BRIEF: Below is a listing. Gather each line of it that contains "Index".

DATA FOR PROCESSING:

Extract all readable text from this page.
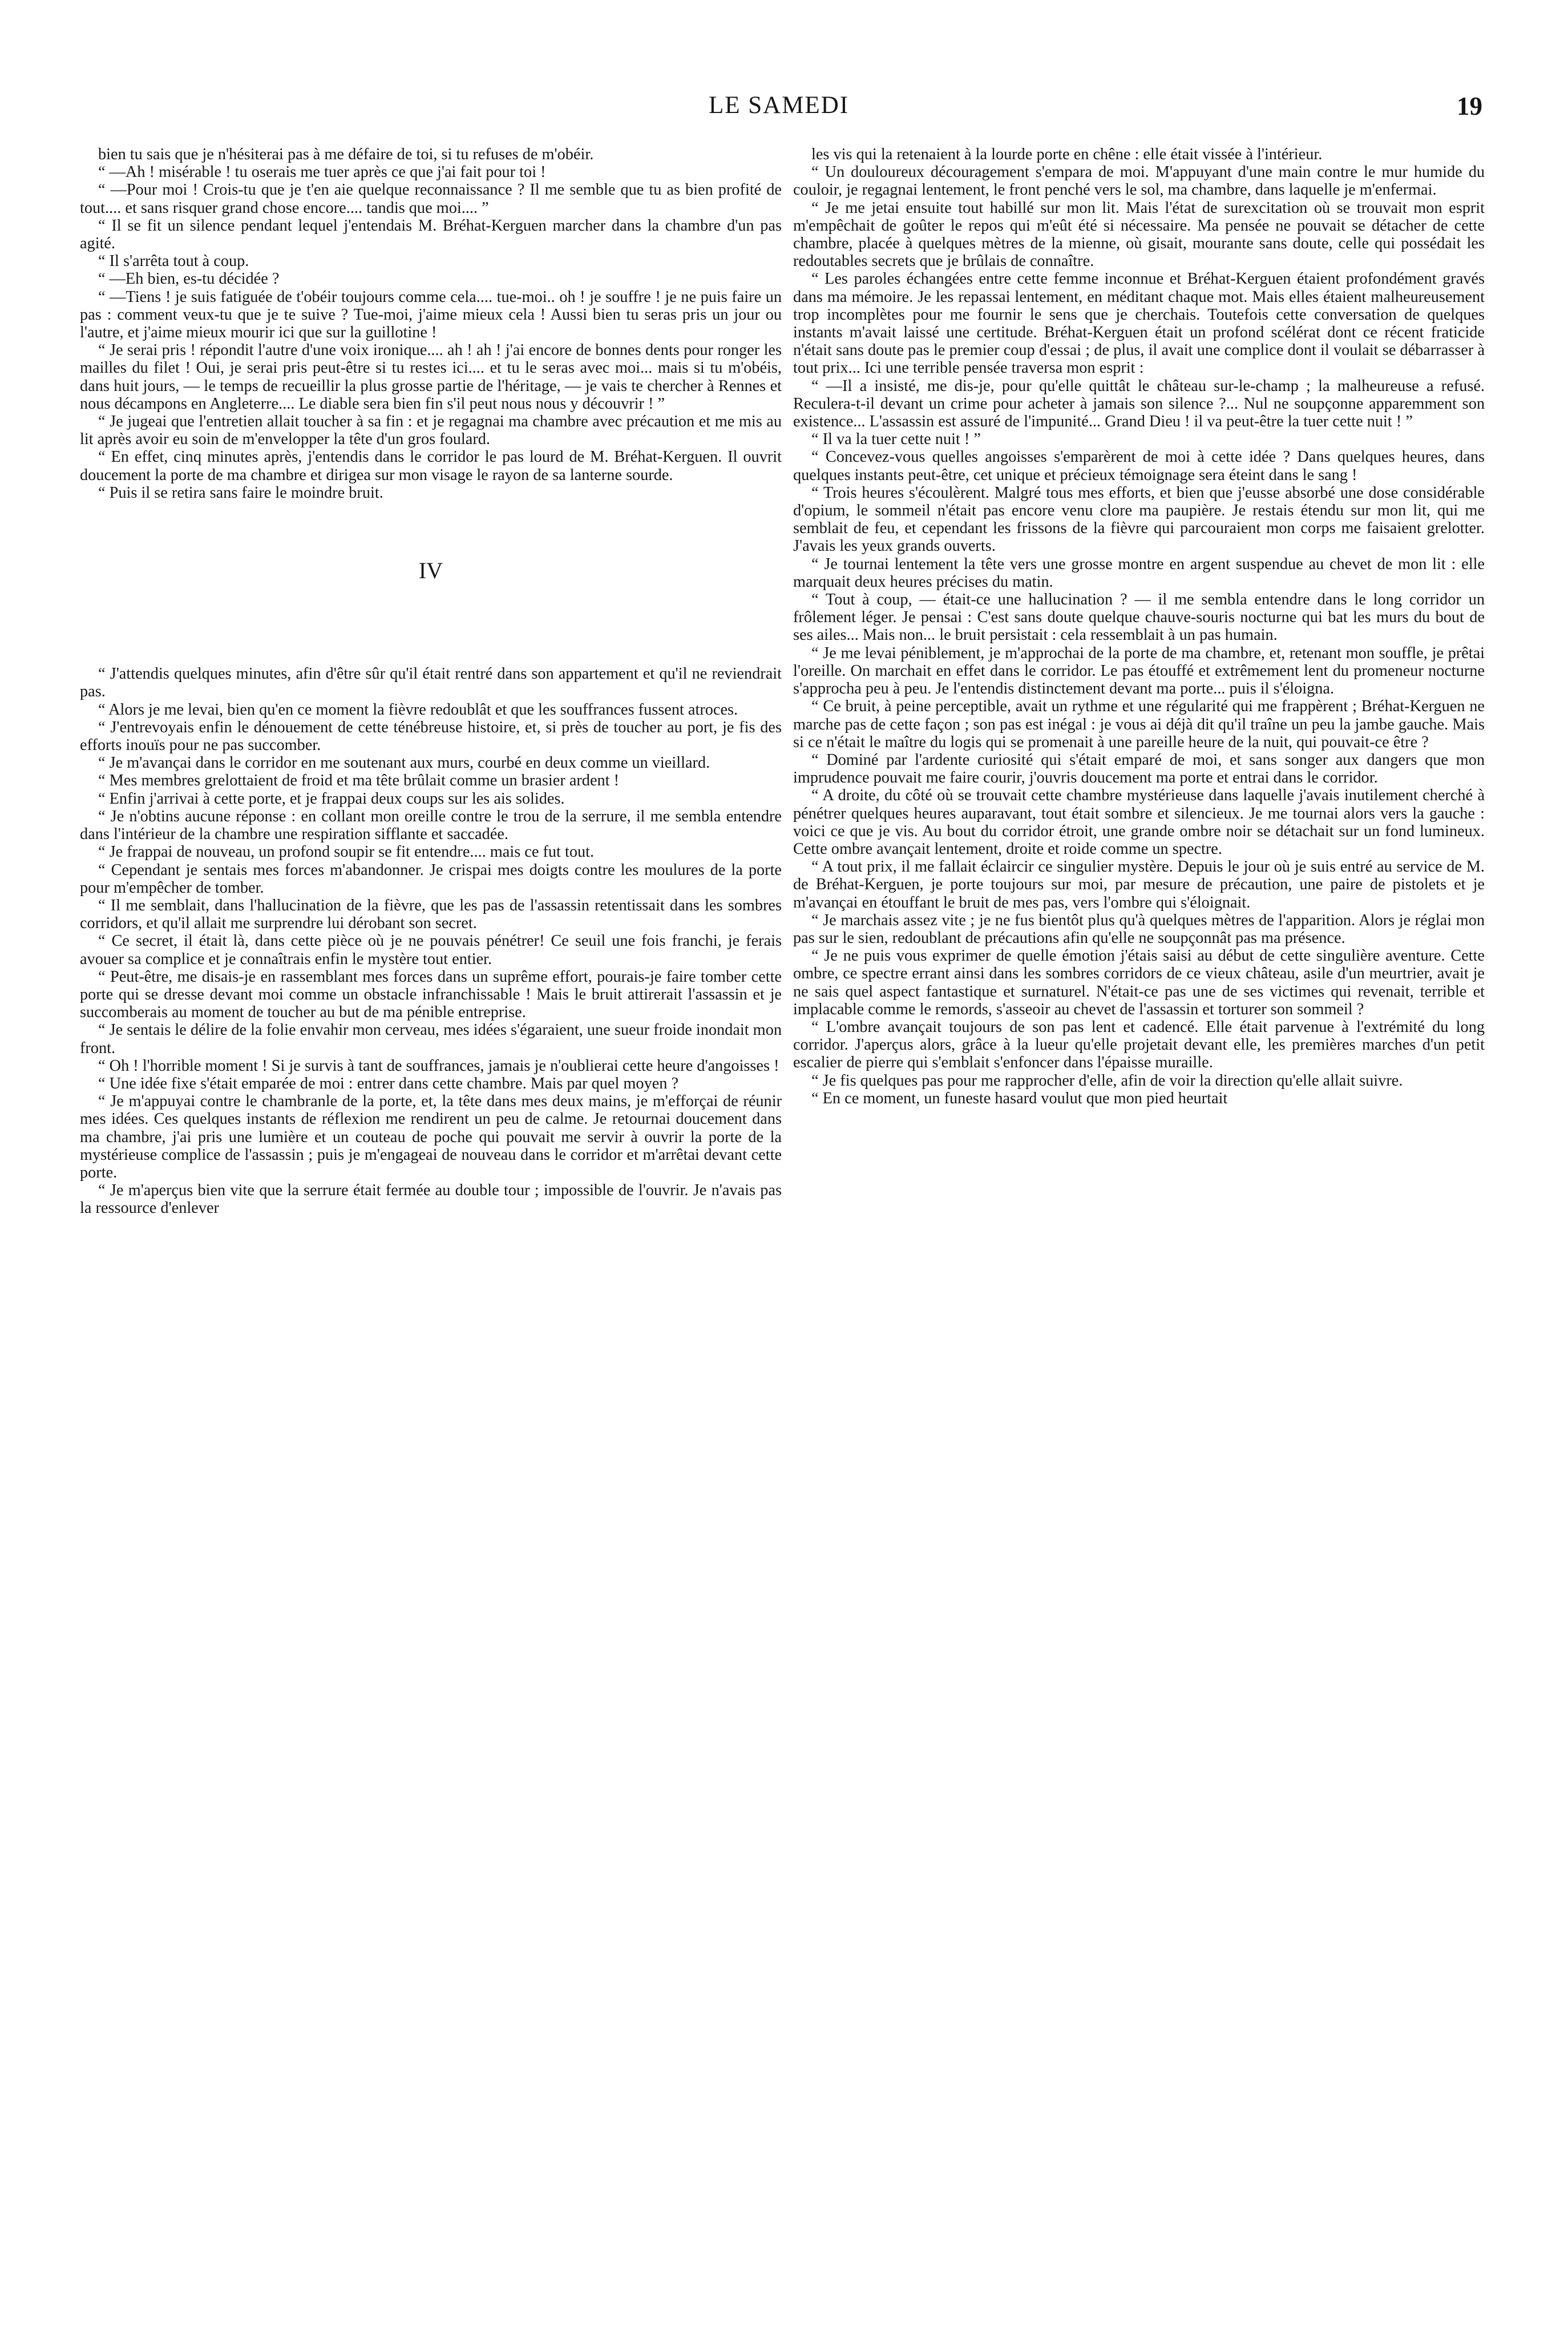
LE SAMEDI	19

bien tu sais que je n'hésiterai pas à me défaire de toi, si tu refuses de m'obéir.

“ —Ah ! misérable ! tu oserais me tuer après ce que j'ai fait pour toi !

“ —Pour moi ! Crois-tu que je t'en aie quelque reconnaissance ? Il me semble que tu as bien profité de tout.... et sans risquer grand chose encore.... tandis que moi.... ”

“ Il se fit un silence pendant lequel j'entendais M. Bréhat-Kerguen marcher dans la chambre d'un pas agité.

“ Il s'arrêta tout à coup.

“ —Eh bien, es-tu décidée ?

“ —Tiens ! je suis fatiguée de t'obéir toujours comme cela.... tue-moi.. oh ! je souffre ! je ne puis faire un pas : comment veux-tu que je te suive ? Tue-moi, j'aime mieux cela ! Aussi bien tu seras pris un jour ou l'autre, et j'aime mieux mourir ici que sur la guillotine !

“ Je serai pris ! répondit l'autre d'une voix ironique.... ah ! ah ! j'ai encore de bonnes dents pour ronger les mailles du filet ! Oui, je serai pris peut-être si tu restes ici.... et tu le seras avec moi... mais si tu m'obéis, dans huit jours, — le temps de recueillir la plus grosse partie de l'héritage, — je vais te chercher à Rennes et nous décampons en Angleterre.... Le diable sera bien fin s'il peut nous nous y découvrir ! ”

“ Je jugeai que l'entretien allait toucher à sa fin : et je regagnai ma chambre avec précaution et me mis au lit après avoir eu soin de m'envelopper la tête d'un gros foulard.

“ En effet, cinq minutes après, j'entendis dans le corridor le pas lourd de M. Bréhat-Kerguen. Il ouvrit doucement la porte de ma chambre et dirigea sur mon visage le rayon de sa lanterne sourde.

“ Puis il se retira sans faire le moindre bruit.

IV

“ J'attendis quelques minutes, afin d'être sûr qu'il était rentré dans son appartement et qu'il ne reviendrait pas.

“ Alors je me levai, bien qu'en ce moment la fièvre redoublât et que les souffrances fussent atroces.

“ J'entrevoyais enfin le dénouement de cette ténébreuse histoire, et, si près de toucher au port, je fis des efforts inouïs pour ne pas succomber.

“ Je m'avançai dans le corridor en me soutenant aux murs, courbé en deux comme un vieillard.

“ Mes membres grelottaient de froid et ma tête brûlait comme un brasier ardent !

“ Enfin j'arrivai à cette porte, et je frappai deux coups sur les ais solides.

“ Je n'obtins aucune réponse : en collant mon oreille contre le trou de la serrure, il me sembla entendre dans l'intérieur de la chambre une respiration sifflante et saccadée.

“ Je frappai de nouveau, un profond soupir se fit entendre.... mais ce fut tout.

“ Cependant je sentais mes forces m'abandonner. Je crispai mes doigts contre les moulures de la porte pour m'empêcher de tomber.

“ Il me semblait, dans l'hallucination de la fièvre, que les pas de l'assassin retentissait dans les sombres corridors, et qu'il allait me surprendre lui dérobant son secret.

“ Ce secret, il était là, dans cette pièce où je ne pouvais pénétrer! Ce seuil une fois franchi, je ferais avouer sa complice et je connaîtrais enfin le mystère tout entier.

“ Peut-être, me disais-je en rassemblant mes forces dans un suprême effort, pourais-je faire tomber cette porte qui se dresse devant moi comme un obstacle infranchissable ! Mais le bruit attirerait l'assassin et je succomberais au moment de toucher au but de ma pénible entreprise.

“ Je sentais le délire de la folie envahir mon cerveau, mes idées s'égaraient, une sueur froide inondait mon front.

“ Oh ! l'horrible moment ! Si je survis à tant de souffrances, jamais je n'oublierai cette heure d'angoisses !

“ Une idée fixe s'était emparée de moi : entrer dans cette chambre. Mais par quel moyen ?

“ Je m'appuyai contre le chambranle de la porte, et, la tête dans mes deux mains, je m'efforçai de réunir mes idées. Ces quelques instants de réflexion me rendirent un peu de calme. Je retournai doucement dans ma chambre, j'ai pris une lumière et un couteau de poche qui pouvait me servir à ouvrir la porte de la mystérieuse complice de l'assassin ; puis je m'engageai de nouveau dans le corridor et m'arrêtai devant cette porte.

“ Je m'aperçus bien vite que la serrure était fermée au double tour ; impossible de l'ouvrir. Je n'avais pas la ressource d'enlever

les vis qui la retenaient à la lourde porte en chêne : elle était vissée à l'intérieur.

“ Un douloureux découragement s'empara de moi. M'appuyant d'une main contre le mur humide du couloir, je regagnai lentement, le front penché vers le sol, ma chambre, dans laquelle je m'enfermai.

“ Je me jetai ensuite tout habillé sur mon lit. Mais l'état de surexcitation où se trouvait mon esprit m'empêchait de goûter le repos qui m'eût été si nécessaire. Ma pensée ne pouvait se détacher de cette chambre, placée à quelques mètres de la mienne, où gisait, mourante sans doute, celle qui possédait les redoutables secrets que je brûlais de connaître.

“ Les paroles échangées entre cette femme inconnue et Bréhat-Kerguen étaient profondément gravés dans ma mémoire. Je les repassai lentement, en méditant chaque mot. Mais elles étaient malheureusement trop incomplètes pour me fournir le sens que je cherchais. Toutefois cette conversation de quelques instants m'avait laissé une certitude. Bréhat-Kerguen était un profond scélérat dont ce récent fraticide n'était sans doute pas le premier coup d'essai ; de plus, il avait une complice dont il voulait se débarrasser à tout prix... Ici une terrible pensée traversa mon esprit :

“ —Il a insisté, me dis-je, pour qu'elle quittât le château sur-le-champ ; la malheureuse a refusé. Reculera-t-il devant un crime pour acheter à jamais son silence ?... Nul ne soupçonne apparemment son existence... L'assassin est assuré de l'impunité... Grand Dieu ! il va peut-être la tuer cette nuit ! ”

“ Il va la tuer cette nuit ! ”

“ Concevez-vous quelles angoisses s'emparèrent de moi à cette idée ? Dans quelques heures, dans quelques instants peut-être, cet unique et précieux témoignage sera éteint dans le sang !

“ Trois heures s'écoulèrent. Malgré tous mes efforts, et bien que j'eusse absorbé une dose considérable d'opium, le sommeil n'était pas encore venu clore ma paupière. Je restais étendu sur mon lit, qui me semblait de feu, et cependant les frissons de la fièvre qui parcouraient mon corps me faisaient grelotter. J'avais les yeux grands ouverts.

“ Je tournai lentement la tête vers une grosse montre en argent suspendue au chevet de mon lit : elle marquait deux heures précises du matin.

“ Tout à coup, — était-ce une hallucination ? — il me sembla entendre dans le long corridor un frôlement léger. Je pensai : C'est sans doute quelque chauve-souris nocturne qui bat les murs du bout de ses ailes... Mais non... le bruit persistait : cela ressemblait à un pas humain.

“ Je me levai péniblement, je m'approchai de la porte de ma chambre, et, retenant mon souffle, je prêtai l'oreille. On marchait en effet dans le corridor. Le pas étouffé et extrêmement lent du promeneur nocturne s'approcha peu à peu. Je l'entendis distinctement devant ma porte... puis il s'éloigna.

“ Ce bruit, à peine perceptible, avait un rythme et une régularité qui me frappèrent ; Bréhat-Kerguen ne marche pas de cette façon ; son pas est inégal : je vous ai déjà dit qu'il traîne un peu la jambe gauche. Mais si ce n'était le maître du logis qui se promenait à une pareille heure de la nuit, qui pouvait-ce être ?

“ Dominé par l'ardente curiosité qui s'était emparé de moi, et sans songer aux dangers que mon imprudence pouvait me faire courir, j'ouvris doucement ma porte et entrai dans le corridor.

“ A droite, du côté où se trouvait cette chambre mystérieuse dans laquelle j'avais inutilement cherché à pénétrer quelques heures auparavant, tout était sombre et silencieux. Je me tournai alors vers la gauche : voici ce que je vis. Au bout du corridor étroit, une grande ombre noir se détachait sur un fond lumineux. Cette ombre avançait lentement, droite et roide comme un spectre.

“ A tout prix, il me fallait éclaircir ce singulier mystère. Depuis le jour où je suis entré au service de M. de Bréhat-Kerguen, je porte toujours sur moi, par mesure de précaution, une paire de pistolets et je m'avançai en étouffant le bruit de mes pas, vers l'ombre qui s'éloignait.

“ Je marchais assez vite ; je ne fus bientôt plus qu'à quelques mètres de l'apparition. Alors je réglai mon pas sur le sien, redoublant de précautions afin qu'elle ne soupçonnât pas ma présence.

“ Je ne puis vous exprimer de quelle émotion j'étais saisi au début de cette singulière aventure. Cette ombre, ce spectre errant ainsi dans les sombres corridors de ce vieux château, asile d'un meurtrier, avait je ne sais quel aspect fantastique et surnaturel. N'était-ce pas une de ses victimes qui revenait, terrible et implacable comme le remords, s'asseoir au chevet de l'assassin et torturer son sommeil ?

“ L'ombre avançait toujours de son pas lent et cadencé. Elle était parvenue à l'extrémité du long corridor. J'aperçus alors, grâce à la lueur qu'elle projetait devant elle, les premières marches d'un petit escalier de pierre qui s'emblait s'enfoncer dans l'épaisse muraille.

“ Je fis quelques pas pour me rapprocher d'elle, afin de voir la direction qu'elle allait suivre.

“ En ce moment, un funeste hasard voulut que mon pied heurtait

* * *

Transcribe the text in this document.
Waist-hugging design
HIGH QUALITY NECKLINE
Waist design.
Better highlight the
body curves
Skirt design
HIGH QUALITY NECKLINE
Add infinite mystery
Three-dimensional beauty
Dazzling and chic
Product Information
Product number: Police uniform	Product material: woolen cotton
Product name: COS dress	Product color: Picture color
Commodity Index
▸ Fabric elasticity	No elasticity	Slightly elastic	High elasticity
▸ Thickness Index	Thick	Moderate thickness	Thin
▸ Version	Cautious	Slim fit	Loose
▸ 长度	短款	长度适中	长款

ANSWER TO THIS TASK:
Commodity Index
▸ Thickness Index	Thick	Moderate thickness	Thin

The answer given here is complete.